== EXTRACTED DATA
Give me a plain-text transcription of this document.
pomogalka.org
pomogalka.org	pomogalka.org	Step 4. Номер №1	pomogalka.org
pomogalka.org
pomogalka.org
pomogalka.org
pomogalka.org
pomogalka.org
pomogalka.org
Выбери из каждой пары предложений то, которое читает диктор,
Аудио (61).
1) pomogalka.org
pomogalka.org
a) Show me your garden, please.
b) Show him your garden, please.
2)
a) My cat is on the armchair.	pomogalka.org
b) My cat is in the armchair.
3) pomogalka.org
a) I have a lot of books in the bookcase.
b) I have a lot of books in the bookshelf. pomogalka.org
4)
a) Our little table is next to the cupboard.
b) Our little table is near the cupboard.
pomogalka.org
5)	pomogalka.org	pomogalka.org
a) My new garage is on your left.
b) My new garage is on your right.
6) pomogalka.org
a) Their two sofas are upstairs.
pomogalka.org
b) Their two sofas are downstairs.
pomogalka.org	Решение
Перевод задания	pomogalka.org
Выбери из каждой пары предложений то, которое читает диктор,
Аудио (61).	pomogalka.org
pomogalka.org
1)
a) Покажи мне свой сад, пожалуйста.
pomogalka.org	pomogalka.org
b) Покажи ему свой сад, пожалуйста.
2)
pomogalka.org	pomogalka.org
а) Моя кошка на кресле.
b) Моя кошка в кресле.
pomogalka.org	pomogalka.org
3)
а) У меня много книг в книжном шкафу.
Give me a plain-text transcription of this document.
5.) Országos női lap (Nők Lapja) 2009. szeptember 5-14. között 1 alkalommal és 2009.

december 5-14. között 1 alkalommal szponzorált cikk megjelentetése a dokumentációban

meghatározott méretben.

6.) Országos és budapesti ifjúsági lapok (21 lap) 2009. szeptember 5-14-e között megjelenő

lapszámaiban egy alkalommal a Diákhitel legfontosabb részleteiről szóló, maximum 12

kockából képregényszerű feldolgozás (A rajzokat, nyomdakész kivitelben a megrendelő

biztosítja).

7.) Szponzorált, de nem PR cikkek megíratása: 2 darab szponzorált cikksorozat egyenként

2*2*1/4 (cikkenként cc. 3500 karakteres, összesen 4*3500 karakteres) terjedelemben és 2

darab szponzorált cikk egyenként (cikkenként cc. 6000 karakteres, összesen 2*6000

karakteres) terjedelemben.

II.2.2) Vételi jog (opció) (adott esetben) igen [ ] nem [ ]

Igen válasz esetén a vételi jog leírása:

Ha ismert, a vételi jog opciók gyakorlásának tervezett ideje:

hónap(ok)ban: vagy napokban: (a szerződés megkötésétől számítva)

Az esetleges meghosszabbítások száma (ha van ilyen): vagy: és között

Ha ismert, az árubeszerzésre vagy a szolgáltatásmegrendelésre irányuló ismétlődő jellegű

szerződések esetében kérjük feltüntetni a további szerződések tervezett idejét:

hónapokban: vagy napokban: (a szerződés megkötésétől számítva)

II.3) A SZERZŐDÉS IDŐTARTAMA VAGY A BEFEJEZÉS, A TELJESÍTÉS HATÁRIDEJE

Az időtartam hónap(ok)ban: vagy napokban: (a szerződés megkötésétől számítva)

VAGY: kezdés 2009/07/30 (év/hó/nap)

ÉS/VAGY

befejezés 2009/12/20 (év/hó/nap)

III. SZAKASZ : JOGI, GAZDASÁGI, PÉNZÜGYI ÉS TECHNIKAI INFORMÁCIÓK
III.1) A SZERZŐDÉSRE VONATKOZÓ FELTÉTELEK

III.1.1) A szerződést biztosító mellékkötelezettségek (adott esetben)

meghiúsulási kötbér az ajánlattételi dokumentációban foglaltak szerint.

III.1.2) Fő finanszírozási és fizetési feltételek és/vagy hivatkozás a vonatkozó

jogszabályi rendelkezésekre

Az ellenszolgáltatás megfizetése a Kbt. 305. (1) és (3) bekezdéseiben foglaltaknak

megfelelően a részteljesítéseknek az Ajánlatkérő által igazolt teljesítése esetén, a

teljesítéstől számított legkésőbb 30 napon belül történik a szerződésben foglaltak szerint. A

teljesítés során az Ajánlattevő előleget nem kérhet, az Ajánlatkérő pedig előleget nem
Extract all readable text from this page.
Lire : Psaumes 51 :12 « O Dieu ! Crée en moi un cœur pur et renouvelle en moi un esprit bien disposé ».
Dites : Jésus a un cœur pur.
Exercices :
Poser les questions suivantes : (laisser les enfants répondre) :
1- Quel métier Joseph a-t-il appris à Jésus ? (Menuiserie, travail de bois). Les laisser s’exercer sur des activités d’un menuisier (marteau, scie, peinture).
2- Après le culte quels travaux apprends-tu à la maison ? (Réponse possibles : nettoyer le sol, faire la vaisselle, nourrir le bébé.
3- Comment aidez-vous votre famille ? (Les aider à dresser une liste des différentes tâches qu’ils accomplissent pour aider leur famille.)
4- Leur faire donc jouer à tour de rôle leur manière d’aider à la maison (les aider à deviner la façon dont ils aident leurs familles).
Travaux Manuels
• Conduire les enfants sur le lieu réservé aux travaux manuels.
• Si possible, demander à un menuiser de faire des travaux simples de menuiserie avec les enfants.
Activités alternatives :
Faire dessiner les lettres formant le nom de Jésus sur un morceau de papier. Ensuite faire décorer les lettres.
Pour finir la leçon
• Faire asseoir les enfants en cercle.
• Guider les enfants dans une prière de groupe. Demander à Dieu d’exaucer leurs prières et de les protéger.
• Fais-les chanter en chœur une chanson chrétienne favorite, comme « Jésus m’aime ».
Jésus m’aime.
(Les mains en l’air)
====
WHAT IS NEEDED :: From the entries, copy out each line containing the word "szerint".

SOLUTION TO THE PROBLEM ::
meghiúsulási kötbér az ajánlattételi dokumentációban foglaltak szerint.
teljesítéstől számított legkésőbb 30 napon belül történik a szerződésben foglaltak szerint. A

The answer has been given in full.